=== WRITTEN TASK ===
Update each of the items below by replacing every instance of "x-tick-label" with "x-axis-label", leaving all other text unchanged.

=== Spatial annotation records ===
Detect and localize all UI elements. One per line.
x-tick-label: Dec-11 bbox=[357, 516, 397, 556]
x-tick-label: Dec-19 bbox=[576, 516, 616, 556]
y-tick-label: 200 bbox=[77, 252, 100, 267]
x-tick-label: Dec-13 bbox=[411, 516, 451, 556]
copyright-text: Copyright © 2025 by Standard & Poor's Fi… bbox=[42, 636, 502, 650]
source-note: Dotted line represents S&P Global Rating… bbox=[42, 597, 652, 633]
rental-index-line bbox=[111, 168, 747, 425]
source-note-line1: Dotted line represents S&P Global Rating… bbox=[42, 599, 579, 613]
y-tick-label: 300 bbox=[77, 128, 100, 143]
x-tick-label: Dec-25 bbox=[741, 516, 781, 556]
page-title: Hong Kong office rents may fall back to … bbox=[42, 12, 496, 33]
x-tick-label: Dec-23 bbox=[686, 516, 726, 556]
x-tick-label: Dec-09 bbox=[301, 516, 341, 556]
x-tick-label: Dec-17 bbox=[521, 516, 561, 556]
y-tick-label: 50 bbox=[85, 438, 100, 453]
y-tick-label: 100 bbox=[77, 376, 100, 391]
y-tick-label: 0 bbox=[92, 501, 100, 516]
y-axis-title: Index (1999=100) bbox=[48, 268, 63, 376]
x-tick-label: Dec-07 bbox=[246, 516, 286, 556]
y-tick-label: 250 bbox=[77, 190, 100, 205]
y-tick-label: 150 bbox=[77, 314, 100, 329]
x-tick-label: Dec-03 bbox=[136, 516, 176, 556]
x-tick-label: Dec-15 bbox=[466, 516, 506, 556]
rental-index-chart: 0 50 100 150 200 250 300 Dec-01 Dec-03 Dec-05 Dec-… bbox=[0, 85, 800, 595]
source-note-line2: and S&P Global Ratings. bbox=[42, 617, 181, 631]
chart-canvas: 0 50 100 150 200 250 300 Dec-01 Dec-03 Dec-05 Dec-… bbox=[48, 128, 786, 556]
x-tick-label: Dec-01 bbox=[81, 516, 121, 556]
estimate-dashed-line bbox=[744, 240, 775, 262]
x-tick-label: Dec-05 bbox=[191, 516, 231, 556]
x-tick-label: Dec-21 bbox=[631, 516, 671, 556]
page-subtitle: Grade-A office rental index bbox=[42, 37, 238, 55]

=== EXPECTED OUTPUT ===
Detect and localize all UI elements. One per line.
x-axis-label: Dec-11 bbox=[357, 516, 397, 556]
x-axis-label: Dec-19 bbox=[576, 516, 616, 556]
y-tick-label: 200 bbox=[77, 252, 100, 267]
x-axis-label: Dec-13 bbox=[411, 516, 451, 556]
copyright-text: Copyright © 2025 by Standard & Poor's Fi… bbox=[42, 636, 502, 650]
source-note: Dotted line represents S&P Global Rating… bbox=[42, 597, 652, 633]
rental-index-line bbox=[111, 168, 747, 425]
source-note-line1: Dotted line represents S&P Global Rating… bbox=[42, 599, 579, 613]
y-tick-label: 300 bbox=[77, 128, 100, 143]
x-axis-label: Dec-25 bbox=[741, 516, 781, 556]
page-title: Hong Kong office rents may fall back to … bbox=[42, 12, 496, 33]
x-axis-label: Dec-23 bbox=[686, 516, 726, 556]
x-axis-label: Dec-09 bbox=[301, 516, 341, 556]
x-axis-label: Dec-17 bbox=[521, 516, 561, 556]
y-tick-label: 50 bbox=[85, 438, 100, 453]
y-tick-label: 100 bbox=[77, 376, 100, 391]
y-tick-label: 0 bbox=[92, 501, 100, 516]
y-axis-title: Index (1999=100) bbox=[48, 268, 63, 376]
x-axis-label: Dec-07 bbox=[246, 516, 286, 556]
y-tick-label: 250 bbox=[77, 190, 100, 205]
y-tick-label: 150 bbox=[77, 314, 100, 329]
x-axis-label: Dec-03 bbox=[136, 516, 176, 556]
x-axis-label: Dec-15 bbox=[466, 516, 506, 556]
rental-index-chart: 0 50 100 150 200 250 300 Dec-01 Dec-03 Dec-05 Dec-… bbox=[0, 85, 800, 595]
source-note-line2: and S&P Global Ratings. bbox=[42, 617, 181, 631]
chart-canvas: 0 50 100 150 200 250 300 Dec-01 Dec-03 Dec-05 Dec-… bbox=[48, 128, 786, 556]
x-axis-label: Dec-01 bbox=[81, 516, 121, 556]
estimate-dashed-line bbox=[744, 240, 775, 262]
x-axis-label: Dec-05 bbox=[191, 516, 231, 556]
x-axis-label: Dec-21 bbox=[631, 516, 671, 556]
page-subtitle: Grade-A office rental index bbox=[42, 37, 238, 55]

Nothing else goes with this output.